## INSTRUCTION:
Each line containing the word "fiyatı" must be collected.

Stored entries

= = =

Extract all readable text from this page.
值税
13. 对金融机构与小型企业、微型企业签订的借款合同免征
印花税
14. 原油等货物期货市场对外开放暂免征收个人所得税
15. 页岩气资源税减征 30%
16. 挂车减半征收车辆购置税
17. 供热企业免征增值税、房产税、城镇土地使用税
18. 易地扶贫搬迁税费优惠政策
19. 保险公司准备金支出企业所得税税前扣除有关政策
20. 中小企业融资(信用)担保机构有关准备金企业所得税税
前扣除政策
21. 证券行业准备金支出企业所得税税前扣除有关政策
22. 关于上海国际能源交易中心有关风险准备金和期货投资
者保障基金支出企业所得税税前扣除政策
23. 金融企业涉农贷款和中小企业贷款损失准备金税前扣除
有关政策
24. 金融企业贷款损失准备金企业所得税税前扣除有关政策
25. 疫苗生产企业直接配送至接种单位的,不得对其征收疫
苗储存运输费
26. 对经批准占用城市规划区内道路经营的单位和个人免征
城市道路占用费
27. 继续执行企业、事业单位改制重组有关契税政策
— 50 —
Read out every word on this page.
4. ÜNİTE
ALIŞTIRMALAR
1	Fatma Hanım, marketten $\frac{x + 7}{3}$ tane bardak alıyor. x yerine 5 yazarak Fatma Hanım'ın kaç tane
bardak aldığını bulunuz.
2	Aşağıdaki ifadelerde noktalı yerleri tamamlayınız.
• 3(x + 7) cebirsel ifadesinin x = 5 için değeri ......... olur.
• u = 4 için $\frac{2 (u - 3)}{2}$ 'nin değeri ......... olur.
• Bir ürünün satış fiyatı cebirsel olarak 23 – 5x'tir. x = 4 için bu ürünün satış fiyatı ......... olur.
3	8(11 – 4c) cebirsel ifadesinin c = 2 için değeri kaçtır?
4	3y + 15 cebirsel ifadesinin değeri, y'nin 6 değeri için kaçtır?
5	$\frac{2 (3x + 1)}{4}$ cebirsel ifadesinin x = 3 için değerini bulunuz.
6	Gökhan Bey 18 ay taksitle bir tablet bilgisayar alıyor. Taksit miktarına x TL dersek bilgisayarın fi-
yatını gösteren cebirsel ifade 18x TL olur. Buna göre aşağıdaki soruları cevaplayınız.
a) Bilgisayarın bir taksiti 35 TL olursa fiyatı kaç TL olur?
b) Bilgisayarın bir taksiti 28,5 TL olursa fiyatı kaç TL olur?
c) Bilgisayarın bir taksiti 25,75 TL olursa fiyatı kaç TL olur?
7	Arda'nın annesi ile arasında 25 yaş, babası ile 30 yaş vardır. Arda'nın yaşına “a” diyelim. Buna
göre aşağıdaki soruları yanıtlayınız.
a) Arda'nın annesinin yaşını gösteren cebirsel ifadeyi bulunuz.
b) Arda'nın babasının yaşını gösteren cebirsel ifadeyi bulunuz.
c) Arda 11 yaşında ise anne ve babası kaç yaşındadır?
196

= = =

## RESULT FOR THIS TASK:
• Bir ürünün satış fiyatı cebirsel olarak 23 – 5x'tir. x = 4 için bu ürünün satış fiyatı ......... olur.
a) Bilgisayarın bir taksiti 35 TL olursa fiyatı kaç TL olur?
b) Bilgisayarın bir taksiti 28,5 TL olursa fiyatı kaç TL olur?
c) Bilgisayarın bir taksiti 25,75 TL olursa fiyatı kaç TL olur?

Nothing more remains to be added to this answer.